_Problem to solve_: Copy every line of the items below verbatim, omitting the pictures.

• • • • •

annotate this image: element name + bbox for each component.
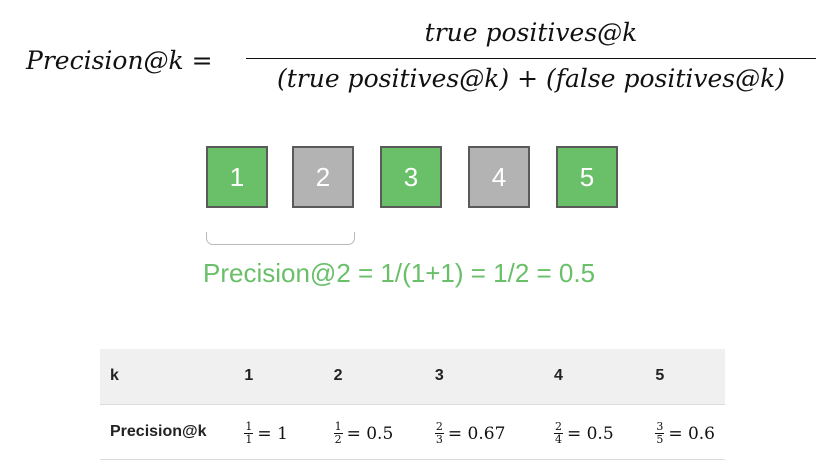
table-header-cell: 1 xyxy=(234,349,324,405)
cell-fraction: 2 4 xyxy=(553,420,563,446)
precision-table: k 1 2 3 4 5 Precision@k 1 1 = 1 xyxy=(100,349,725,460)
table-header-cell: 4 xyxy=(543,349,646,405)
fraction-bar xyxy=(246,58,816,59)
table-cell: 1 2 = 0.5 xyxy=(324,404,425,459)
fraction-numerator: 2 xyxy=(434,420,444,434)
fraction-denominator: 1 xyxy=(245,433,253,446)
fraction-denominator: 4 xyxy=(554,433,562,446)
top-k-bracket xyxy=(206,232,355,245)
precision-at-2-calculation: Precision@2 = 1/(1+1) = 1/2 = 0.5 xyxy=(203,258,596,288)
row-label: Precision@k xyxy=(110,422,207,440)
fraction-denominator: 3 xyxy=(435,433,443,446)
table-cell: 2 3 = 0.67 xyxy=(425,404,544,459)
table-header-cell: 5 xyxy=(645,349,725,405)
ranked-item-2: 2 xyxy=(292,146,354,208)
table-row: Precision@k 1 1 = 1 1 2 = 0.5 xyxy=(100,404,725,459)
table-cell: 1 1 = 1 xyxy=(234,404,323,459)
ranked-item-label: 5 xyxy=(579,161,595,192)
table-header-cell: 3 xyxy=(424,349,544,405)
fraction-numerator: 1 xyxy=(244,420,254,434)
ranked-item-label: 3 xyxy=(403,161,419,192)
cell-result: = 0.67 xyxy=(447,423,506,444)
ranked-item-label: 1 xyxy=(229,161,245,192)
fraction-numerator: 2 xyxy=(553,420,563,434)
ranked-item-4: 4 xyxy=(468,146,530,208)
fraction-numerator: 3 xyxy=(655,420,665,434)
ranked-item-label: 2 xyxy=(315,161,331,192)
cell-result: = 1 xyxy=(257,423,288,444)
formula-fraction: true positives@k (true positives@k) + (f… xyxy=(246,14,816,104)
fraction-denominator: 2 xyxy=(334,433,342,446)
cell-fraction: 1 2 xyxy=(333,420,343,446)
ranked-items: 1 2 3 4 5 xyxy=(0,146,833,212)
cell-result: = 0.6 xyxy=(668,423,715,444)
formula-lhs: Precision@k = xyxy=(26,46,213,75)
cell-fraction: 2 3 xyxy=(434,420,444,446)
cell-result: = 0.5 xyxy=(566,423,614,444)
ranked-item-1: 1 xyxy=(206,146,268,208)
fraction-denominator: 5 xyxy=(656,433,664,446)
precision-formula: Precision@k = true positives@k (true pos… xyxy=(18,14,818,104)
cell-fraction: 3 5 xyxy=(655,420,665,446)
cell-fraction: 1 1 xyxy=(244,420,254,446)
table-header-cell: k xyxy=(100,349,235,405)
fraction-numerator: 1 xyxy=(333,420,343,434)
ranked-item-3: 3 xyxy=(380,146,442,208)
table-cell: 3 5 = 0.6 xyxy=(645,404,725,459)
table-header-cell: 2 xyxy=(323,349,425,405)
ranked-item-label: 4 xyxy=(491,161,507,192)
formula-denominator: (true positives@k) + (false positives@k) xyxy=(276,64,786,93)
table-cell: 2 4 = 0.5 xyxy=(544,404,645,459)
table-header-row: k 1 2 3 4 5 xyxy=(100,349,725,405)
formula-numerator: true positives@k xyxy=(424,18,638,47)
cell-result: = 0.5 xyxy=(346,423,394,444)
ranked-item-5: 5 xyxy=(556,146,618,208)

• • • • •

_Full solution_:
annotate this image: element name + bbox for each component.
table-header-cell: 1 xyxy=(234,349,324,405)
cell-fraction: 2 4 xyxy=(553,420,563,446)
precision-table: k 1 2 3 4 5 Precision@k 1 1 = 1 xyxy=(100,349,725,460)
table-header-cell: 4 xyxy=(543,349,646,405)
fraction-bar xyxy=(246,58,816,59)
table-cell: 1 2 = 0.5 xyxy=(324,404,425,459)
fraction-numerator: 2 xyxy=(434,420,444,434)
fraction-denominator: 1 xyxy=(245,433,253,446)
fraction-denominator: 4 xyxy=(554,433,562,446)
top-k-bracket xyxy=(206,232,355,245)
precision-at-2-calculation: Precision@2 = 1/(1+1) = 1/2 = 0.5 xyxy=(203,258,596,288)
row-label: Precision@k xyxy=(110,422,207,440)
fraction-denominator: 3 xyxy=(435,433,443,446)
table-cell: 2 3 = 0.67 xyxy=(425,404,544,459)
table-header-cell: 5 xyxy=(645,349,725,405)
ranked-item-2: 2 xyxy=(292,146,354,208)
table-row: Precision@k 1 1 = 1 1 2 = 0.5 xyxy=(100,404,725,459)
table-cell: 1 1 = 1 xyxy=(234,404,323,459)
ranked-item-label: 5 xyxy=(579,161,595,192)
table-header-cell: 3 xyxy=(424,349,544,405)
fraction-numerator: 1 xyxy=(244,420,254,434)
ranked-item-label: 3 xyxy=(403,161,419,192)
cell-result: = 0.67 xyxy=(447,423,506,444)
ranked-item-label: 1 xyxy=(229,161,245,192)
fraction-numerator: 2 xyxy=(553,420,563,434)
ranked-item-4: 4 xyxy=(468,146,530,208)
fraction-numerator: 3 xyxy=(655,420,665,434)
ranked-item-label: 2 xyxy=(315,161,331,192)
cell-result: = 1 xyxy=(257,423,288,444)
formula-fraction: true positives@k (true positives@k) + (f… xyxy=(246,14,816,104)
fraction-denominator: 2 xyxy=(334,433,342,446)
cell-fraction: 1 2 xyxy=(333,420,343,446)
ranked-items: 1 2 3 4 5 xyxy=(0,146,833,212)
cell-result: = 0.6 xyxy=(668,423,715,444)
formula-lhs: Precision@k = xyxy=(26,46,213,75)
cell-fraction: 2 3 xyxy=(434,420,444,446)
cell-result: = 0.5 xyxy=(566,423,614,444)
ranked-item-1: 1 xyxy=(206,146,268,208)
fraction-denominator: 5 xyxy=(656,433,664,446)
precision-formula: Precision@k = true positives@k (true pos… xyxy=(18,14,818,104)
cell-fraction: 3 5 xyxy=(655,420,665,446)
cell-fraction: 1 1 xyxy=(244,420,254,446)
table-header-cell: k xyxy=(100,349,235,405)
fraction-numerator: 1 xyxy=(333,420,343,434)
ranked-item-3: 3 xyxy=(380,146,442,208)
table-cell: 3 5 = 0.6 xyxy=(645,404,725,459)
table-header-cell: 2 xyxy=(323,349,425,405)
ranked-item-label: 4 xyxy=(491,161,507,192)
formula-denominator: (true positives@k) + (false positives@k) xyxy=(276,64,786,93)
table-cell: 2 4 = 0.5 xyxy=(544,404,645,459)
table-header-row: k 1 2 3 4 5 xyxy=(100,349,725,405)
formula-numerator: true positives@k xyxy=(424,18,638,47)
cell-result: = 0.5 xyxy=(346,423,394,444)
ranked-item-5: 5 xyxy=(556,146,618,208)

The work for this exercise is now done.